Exercise details
Check each line for the string "spectra", then give only how many lines have it.

++++++++++

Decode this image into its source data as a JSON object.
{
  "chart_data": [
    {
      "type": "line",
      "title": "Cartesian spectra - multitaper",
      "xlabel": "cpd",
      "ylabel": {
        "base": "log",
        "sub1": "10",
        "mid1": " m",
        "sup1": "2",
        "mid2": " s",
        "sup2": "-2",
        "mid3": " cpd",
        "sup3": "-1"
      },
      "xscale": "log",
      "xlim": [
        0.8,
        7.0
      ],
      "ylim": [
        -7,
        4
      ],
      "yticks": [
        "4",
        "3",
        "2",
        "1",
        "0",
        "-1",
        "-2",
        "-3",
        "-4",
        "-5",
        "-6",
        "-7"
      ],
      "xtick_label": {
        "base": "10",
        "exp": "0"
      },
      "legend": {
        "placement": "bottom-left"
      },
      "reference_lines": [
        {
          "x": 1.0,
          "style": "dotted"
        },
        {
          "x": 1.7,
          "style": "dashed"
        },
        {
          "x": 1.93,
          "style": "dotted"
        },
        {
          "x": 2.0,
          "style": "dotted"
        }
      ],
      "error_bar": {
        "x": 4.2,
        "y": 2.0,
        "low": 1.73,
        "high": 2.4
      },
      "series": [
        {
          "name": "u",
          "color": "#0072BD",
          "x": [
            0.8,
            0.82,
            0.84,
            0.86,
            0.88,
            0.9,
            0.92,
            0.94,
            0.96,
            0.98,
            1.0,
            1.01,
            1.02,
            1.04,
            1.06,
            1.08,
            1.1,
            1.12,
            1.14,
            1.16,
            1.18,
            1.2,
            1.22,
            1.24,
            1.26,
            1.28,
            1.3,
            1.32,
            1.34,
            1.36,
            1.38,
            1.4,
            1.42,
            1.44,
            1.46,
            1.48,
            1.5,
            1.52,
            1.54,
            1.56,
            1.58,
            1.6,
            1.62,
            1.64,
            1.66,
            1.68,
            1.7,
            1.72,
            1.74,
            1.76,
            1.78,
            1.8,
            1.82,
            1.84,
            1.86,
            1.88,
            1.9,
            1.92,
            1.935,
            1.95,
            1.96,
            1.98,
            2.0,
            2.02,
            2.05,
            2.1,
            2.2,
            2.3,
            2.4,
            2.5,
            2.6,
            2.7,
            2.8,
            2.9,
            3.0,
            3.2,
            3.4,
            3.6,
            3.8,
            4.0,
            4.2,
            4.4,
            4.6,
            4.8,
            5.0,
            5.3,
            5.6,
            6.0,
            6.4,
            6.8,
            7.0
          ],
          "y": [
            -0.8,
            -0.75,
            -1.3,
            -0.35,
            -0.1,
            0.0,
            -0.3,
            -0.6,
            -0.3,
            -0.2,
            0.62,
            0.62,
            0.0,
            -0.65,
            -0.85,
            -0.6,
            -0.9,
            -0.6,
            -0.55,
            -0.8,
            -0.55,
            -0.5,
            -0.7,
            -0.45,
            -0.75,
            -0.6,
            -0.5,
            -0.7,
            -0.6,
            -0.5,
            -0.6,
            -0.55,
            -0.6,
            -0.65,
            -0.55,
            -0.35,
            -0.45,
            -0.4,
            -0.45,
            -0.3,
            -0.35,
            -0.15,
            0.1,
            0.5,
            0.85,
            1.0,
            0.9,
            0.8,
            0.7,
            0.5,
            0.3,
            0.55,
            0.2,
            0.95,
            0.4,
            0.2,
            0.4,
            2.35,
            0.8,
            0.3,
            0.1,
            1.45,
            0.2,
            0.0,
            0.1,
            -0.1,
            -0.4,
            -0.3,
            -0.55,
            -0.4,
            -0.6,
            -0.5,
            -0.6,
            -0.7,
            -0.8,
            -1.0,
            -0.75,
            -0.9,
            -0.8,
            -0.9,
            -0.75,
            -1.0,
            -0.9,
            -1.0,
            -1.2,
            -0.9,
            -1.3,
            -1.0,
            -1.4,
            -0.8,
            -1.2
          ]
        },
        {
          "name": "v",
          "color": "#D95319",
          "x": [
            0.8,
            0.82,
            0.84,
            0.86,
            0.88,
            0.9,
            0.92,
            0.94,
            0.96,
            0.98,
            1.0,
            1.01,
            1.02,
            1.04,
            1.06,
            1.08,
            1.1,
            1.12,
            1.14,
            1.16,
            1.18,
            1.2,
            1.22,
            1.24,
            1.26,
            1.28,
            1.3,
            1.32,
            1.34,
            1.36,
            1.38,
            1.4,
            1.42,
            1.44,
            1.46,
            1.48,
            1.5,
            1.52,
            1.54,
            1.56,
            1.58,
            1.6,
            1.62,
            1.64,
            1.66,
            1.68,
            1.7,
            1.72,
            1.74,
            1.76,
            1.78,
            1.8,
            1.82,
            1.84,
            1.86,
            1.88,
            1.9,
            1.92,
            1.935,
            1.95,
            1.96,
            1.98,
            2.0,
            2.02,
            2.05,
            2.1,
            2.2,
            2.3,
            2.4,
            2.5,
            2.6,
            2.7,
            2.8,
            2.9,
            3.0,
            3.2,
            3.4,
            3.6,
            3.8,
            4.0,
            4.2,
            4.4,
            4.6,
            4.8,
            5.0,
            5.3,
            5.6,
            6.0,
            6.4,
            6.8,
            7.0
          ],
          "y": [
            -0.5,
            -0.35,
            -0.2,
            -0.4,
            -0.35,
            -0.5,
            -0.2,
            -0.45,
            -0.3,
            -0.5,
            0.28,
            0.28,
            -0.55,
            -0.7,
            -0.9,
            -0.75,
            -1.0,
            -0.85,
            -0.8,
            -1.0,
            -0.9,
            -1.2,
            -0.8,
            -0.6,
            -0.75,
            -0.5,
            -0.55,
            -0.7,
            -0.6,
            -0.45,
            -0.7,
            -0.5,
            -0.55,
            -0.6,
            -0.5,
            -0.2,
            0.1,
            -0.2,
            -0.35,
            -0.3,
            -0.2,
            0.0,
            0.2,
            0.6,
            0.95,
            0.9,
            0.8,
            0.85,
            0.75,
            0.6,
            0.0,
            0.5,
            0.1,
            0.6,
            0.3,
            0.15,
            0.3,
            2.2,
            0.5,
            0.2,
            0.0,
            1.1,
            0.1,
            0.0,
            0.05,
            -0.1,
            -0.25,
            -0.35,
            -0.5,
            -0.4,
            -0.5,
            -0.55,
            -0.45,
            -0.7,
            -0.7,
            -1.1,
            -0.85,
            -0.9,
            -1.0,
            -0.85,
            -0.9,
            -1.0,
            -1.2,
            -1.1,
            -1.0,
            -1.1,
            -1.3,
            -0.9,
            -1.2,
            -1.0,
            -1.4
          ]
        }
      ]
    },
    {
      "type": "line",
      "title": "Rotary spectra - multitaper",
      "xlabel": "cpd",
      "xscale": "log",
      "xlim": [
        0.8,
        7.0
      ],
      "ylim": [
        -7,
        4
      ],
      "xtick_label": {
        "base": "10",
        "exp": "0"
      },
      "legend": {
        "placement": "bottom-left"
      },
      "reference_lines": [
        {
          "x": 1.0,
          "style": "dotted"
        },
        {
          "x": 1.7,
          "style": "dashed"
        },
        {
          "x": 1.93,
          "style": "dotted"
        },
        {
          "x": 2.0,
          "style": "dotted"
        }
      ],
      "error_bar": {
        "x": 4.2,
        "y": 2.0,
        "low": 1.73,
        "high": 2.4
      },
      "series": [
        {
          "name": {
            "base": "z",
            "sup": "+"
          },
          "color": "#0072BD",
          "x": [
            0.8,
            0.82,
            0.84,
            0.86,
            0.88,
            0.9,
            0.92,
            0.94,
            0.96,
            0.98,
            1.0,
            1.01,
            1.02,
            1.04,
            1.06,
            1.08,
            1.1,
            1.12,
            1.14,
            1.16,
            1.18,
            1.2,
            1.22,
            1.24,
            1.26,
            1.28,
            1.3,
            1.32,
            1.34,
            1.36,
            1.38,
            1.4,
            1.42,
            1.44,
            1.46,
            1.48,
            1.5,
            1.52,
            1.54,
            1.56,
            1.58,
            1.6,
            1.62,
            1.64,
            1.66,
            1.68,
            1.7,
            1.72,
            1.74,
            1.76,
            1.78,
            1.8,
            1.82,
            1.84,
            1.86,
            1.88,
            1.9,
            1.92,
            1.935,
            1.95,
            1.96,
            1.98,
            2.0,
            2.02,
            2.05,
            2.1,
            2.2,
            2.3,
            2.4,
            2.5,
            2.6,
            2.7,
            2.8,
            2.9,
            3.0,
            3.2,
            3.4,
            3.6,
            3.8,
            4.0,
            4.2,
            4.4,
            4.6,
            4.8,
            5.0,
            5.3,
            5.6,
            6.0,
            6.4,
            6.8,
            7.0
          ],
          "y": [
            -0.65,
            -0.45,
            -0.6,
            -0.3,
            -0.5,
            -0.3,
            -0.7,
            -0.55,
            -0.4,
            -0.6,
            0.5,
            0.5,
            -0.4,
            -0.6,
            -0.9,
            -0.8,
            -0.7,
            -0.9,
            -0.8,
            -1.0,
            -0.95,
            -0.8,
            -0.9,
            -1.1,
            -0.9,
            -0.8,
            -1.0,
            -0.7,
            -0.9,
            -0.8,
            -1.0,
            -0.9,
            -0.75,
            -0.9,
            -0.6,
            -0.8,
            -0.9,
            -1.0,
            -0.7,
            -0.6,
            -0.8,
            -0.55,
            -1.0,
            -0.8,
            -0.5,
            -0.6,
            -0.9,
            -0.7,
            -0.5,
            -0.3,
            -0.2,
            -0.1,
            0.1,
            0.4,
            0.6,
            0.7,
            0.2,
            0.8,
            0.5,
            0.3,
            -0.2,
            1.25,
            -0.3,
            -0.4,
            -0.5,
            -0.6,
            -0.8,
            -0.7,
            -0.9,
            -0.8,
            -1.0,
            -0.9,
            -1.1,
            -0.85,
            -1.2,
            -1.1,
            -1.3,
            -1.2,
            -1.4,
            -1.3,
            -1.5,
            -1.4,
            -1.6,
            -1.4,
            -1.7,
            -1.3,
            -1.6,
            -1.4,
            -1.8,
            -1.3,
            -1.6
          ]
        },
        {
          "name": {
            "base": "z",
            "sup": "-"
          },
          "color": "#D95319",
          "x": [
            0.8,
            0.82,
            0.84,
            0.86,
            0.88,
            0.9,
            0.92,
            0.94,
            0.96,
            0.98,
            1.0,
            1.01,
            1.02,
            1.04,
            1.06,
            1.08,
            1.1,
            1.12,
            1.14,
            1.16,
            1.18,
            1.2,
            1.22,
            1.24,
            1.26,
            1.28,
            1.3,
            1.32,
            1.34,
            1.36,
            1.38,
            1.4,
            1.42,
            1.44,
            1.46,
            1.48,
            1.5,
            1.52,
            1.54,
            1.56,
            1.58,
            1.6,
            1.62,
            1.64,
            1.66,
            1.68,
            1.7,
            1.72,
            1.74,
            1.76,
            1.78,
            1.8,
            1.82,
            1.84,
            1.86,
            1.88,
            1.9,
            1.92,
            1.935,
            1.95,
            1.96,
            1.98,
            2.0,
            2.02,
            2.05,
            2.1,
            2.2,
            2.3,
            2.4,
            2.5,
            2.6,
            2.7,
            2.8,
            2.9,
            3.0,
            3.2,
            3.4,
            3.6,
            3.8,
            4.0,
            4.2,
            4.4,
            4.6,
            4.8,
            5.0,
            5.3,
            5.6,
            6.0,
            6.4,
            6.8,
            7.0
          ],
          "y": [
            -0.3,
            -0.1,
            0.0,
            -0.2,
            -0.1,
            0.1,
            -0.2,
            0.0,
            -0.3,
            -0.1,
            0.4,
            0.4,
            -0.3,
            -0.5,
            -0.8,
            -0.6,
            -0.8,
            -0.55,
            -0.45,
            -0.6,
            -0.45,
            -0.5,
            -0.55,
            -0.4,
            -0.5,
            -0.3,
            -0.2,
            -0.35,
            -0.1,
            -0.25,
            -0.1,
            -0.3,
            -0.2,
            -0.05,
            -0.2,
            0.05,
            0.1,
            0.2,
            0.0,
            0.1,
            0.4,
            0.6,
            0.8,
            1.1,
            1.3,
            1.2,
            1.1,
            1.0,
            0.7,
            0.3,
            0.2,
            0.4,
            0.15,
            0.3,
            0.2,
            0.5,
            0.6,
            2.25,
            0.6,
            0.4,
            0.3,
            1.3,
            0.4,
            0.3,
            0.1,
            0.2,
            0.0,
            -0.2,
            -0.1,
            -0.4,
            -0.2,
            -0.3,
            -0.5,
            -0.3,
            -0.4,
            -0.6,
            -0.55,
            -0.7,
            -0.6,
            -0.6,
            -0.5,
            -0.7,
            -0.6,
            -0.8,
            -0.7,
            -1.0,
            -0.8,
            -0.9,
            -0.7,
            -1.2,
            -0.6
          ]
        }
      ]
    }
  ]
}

++++++++++

Output below
2